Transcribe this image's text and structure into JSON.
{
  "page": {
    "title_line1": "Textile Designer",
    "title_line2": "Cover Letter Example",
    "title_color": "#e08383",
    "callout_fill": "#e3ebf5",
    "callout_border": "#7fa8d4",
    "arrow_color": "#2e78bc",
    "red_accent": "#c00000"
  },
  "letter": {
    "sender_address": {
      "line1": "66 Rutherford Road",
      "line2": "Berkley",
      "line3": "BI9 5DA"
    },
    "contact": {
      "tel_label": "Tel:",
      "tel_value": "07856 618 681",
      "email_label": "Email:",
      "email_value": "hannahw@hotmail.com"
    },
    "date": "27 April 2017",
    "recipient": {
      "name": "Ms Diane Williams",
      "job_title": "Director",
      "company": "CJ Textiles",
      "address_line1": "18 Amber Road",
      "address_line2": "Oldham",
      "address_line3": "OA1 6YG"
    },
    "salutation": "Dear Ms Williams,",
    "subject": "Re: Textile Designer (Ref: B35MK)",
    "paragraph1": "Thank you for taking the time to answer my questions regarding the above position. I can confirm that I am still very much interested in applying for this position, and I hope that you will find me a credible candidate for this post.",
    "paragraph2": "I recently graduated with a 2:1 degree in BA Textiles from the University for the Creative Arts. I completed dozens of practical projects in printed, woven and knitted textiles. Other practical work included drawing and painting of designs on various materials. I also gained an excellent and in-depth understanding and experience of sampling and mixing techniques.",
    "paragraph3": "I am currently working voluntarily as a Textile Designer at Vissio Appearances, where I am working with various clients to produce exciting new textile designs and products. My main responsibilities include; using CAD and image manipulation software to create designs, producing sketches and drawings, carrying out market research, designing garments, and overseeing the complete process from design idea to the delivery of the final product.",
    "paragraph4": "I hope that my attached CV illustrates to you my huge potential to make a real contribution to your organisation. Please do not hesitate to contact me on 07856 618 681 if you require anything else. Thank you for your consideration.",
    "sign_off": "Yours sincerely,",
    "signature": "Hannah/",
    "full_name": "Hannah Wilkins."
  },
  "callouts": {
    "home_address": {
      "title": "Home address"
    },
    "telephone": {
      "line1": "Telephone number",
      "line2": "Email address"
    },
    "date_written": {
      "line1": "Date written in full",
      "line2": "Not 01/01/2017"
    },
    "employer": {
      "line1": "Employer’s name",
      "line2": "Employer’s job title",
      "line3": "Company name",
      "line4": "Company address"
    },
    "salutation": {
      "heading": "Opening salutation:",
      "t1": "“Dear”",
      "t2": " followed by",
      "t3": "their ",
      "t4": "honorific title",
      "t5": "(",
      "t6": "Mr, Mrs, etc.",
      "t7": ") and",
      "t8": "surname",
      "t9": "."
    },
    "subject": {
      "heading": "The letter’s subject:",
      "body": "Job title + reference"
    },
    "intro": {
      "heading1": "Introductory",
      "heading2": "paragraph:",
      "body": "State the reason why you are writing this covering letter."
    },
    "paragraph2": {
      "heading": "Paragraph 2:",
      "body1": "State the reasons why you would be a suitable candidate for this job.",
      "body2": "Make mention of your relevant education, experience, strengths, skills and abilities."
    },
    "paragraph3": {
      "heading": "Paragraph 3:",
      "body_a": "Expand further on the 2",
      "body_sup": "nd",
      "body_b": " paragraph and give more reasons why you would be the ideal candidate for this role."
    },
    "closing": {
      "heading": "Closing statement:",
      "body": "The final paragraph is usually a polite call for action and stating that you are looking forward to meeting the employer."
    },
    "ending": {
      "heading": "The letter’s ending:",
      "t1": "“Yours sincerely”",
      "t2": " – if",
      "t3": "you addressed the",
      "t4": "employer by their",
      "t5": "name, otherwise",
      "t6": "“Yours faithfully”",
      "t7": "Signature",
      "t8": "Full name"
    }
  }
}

Your task.
Faithfully transcribe the whole of the data.

Written answer.
Transcribe this image's text and structure into JSON.
{
  "page": {
    "title_line1": "Textile Designer",
    "title_line2": "Cover Letter Example",
    "title_color": "#e08383",
    "callout_fill": "#e3ebf5",
    "callout_border": "#7fa8d4",
    "arrow_color": "#2e78bc",
    "red_accent": "#c00000"
  },
  "letter": {
    "sender_address": {
      "line1": "66 Rutherford Road",
      "line2": "Berkley",
      "line3": "BI9 5DA"
    },
    "contact": {
      "tel_label": "Tel:",
      "tel_value": "07856 618 681",
      "email_label": "Email:",
      "email_value": "hannahw@hotmail.com"
    },
    "date": "27 April 2017",
    "recipient": {
      "name": "Ms Diane Williams",
      "job_title": "Director",
      "company": "CJ Textiles",
      "address_line1": "18 Amber Road",
      "address_line2": "Oldham",
      "address_line3": "OA1 6YG"
    },
    "salutation": "Dear Ms Williams,",
    "subject": "Re: Textile Designer (Ref: B35MK)",
    "paragraph1": "Thank you for taking the time to answer my questions regarding the above position. I can confirm that I am still very much interested in applying for this position, and I hope that you will find me a credible candidate for this post.",
    "paragraph2": "I recently graduated with a 2:1 degree in BA Textiles from the University for the Creative Arts. I completed dozens of practical projects in printed, woven and knitted textiles. Other practical work included drawing and painting of designs on various materials. I also gained an excellent and in-depth understanding and experience of sampling and mixing techniques.",
    "paragraph3": "I am currently working voluntarily as a Textile Designer at Vissio Appearances, where I am working with various clients to produce exciting new textile designs and products. My main responsibilities include; using CAD and image manipulation software to create designs, producing sketches and drawings, carrying out market research, designing garments, and overseeing the complete process from design idea to the delivery of the final product.",
    "paragraph4": "I hope that my attached CV illustrates to you my huge potential to make a real contribution to your organisation. Please do not hesitate to contact me on 07856 618 681 if you require anything else. Thank you for your consideration.",
    "sign_off": "Yours sincerely,",
    "signature": "Hannah/",
    "full_name": "Hannah Wilkins."
  },
  "callouts": {
    "home_address": {
      "title": "Home address"
    },
    "telephone": {
      "line1": "Telephone number",
      "line2": "Email address"
    },
    "date_written": {
      "line1": "Date written in full",
      "line2": "Not 01/01/2017"
    },
    "employer": {
      "line1": "Employer’s name",
      "line2": "Employer’s job title",
      "line3": "Company name",
      "line4": "Company address"
    },
    "salutation": {
      "heading": "Opening salutation:",
      "t1": "“Dear”",
      "t2": " followed by",
      "t3": "their ",
      "t4": "honorific title",
      "t5": "(",
      "t6": "Mr, Mrs, etc.",
      "t7": ") and",
      "t8": "surname",
      "t9": "."
    },
    "subject": {
      "heading": "The letter’s subject:",
      "body": "Job title + reference"
    },
    "intro": {
      "heading1": "Introductory",
      "heading2": "paragraph:",
      "body": "State the reason why you are writing this covering letter."
    },
    "paragraph2": {
      "heading": "Paragraph 2:",
      "body1": "State the reasons why you would be a suitable candidate for this job.",
      "body2": "Make mention of your relevant education, experience, strengths, skills and abilities."
    },
    "paragraph3": {
      "heading": "Paragraph 3:",
      "body_a": "Expand further on the 2",
      "body_sup": "nd",
      "body_b": " paragraph and give more reasons why you would be the ideal candidate for this role."
    },
    "closing": {
      "heading": "Closing statement:",
      "body": "The final paragraph is usually a polite call for action and stating that you are looking forward to meeting the employer."
    },
    "ending": {
      "heading": "The letter’s ending:",
      "t1": "“Yours sincerely”",
      "t2": " – if",
      "t3": "you addressed the",
      "t4": "employer by their",
      "t5": "name, otherwise",
      "t6": "“Yours faithfully”",
      "t7": "Signature",
      "t8": "Full name"
    }
  }
}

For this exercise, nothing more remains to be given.